> [WRITTEN EXERCISE]: Copy all lines below containing "name".

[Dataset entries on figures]
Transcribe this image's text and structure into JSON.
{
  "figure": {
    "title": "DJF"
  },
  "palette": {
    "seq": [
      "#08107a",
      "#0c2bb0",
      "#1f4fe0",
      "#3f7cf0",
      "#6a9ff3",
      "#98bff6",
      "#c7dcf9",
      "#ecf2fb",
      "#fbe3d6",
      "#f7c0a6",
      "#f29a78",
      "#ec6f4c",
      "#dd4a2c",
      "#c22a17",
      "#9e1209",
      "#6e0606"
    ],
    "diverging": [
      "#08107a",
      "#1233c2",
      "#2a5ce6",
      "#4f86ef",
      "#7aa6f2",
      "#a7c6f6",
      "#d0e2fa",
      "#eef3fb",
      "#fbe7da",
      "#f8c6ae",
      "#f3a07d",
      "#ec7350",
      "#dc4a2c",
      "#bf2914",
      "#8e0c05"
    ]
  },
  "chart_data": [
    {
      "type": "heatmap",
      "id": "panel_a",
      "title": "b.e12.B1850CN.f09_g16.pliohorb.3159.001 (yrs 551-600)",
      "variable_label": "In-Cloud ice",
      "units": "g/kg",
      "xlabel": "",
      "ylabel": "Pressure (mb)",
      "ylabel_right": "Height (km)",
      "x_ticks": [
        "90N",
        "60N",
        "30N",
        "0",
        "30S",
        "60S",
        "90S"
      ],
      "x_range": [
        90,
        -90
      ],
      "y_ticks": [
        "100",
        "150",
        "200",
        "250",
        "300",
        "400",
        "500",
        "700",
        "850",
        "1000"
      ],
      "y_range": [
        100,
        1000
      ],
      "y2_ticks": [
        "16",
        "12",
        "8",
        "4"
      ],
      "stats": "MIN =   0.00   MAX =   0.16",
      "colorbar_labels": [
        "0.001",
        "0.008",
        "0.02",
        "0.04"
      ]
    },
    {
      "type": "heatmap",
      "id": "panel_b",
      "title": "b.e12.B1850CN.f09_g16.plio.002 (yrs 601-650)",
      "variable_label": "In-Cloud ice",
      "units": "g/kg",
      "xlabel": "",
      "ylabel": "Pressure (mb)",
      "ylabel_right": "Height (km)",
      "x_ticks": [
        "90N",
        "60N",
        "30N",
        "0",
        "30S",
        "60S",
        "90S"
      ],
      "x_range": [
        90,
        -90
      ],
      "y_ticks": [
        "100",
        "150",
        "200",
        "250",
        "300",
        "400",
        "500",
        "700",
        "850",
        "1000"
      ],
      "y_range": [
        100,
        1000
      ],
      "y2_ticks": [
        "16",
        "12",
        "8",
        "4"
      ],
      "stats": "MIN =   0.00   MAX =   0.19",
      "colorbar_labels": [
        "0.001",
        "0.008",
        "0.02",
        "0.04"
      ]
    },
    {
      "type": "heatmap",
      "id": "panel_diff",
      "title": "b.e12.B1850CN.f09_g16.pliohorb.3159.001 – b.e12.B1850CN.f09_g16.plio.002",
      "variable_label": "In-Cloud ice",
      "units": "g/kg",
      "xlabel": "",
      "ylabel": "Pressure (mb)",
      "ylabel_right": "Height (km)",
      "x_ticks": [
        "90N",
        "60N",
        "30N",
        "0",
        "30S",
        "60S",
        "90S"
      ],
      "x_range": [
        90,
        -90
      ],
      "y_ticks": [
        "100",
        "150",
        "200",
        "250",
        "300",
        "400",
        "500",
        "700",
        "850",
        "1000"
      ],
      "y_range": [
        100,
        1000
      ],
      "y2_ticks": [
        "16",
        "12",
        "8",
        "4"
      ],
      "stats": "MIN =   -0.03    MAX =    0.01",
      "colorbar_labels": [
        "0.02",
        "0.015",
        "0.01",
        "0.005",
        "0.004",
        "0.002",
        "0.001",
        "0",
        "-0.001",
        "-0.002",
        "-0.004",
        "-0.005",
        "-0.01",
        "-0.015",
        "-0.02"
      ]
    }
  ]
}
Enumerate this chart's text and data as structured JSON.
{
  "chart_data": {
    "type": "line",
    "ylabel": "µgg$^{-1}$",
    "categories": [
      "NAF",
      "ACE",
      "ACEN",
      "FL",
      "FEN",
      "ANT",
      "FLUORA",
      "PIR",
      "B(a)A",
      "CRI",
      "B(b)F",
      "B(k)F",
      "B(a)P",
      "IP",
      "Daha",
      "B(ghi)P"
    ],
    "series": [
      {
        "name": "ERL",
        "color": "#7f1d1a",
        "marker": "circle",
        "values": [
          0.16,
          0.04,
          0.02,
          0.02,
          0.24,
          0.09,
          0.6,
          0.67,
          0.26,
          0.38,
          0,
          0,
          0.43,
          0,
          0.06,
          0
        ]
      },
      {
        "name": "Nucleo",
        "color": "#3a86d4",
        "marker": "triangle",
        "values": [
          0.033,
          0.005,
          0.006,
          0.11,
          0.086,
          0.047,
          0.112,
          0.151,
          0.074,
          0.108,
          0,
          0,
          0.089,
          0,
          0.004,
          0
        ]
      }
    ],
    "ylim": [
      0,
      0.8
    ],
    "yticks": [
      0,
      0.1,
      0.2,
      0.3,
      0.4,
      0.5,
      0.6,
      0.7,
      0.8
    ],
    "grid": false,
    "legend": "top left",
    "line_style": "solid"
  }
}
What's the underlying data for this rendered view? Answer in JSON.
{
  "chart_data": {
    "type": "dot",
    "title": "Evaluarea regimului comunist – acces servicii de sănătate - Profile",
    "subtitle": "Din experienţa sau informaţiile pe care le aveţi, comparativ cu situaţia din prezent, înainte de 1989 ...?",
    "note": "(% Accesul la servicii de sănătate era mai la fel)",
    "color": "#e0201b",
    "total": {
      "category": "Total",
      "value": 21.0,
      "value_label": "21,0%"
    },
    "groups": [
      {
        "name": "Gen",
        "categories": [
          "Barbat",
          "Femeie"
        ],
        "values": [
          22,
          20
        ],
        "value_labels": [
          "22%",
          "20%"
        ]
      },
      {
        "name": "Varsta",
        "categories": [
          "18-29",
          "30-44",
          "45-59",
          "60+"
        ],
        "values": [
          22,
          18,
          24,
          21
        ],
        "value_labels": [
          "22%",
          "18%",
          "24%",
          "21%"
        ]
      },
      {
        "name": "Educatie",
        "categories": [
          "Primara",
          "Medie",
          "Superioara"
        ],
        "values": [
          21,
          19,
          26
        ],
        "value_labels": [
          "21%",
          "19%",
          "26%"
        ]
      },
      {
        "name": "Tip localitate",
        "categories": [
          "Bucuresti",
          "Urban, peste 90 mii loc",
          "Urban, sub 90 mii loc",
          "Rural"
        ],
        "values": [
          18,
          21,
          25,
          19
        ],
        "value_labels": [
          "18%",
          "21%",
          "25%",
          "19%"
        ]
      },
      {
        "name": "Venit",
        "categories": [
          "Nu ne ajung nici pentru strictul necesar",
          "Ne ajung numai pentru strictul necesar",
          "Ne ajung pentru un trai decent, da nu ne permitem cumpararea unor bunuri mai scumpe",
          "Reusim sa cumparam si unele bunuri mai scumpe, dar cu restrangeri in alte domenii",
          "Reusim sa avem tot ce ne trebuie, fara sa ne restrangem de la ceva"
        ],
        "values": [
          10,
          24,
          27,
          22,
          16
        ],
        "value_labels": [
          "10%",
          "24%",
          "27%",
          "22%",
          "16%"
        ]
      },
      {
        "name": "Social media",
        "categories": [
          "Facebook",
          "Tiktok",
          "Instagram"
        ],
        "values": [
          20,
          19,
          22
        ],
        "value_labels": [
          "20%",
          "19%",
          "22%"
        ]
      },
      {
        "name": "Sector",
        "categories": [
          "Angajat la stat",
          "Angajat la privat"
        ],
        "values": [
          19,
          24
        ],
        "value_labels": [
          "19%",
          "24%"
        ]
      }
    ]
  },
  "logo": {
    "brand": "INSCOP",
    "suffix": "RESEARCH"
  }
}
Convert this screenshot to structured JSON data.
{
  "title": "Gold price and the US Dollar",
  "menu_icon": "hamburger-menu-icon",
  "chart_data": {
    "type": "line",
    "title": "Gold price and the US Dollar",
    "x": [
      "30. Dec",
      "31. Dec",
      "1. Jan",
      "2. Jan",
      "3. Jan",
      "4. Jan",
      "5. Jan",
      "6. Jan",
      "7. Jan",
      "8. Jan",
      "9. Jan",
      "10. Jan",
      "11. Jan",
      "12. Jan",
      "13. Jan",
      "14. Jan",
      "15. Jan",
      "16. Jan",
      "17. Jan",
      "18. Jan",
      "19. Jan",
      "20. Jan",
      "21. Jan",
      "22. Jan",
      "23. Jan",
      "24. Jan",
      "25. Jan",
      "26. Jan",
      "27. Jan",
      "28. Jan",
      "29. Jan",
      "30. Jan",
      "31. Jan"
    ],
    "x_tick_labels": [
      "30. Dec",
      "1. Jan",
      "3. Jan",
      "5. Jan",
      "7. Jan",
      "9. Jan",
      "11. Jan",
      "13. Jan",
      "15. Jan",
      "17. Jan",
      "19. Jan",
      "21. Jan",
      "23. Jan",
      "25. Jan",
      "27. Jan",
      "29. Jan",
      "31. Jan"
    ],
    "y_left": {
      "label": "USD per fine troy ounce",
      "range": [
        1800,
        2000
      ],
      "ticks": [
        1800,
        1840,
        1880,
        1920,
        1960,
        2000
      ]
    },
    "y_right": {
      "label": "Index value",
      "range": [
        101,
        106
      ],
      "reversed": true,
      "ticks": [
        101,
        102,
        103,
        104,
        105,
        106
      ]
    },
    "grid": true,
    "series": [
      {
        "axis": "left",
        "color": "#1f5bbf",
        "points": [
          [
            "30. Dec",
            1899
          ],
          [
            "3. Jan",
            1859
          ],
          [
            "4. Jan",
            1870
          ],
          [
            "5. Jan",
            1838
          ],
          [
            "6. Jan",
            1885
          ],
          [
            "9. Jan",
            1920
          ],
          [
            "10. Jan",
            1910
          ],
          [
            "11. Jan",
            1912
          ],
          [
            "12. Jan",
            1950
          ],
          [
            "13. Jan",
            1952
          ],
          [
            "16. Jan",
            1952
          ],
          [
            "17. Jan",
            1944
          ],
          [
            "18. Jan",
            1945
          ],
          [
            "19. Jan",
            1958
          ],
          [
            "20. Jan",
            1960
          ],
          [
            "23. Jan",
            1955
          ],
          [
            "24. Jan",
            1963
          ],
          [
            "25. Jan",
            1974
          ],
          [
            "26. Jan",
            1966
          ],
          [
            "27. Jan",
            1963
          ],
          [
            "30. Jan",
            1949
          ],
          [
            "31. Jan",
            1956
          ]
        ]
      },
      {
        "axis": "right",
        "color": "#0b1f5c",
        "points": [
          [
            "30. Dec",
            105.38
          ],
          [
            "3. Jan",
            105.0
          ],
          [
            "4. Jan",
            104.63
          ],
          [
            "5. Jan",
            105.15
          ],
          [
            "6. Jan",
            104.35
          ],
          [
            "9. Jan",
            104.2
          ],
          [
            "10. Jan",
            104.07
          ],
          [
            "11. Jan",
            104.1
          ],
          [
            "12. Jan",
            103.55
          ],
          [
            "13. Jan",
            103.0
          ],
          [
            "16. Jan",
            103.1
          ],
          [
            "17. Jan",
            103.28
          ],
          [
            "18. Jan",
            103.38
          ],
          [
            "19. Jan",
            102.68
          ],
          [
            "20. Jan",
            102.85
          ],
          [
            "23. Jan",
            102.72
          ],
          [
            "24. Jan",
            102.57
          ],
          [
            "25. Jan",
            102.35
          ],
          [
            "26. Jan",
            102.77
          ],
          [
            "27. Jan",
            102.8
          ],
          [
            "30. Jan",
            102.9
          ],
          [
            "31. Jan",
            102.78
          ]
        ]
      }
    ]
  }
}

> [TASK ANSWER]:
        "name": "ERL",
        "name": "Nucleo",
        "name": "Gen",
        "name": "Varsta",
        "name": "Educatie",
        "name": "Tip localitate",
        "name": "Venit",
        "name": "Social media",
        "name": "Sector",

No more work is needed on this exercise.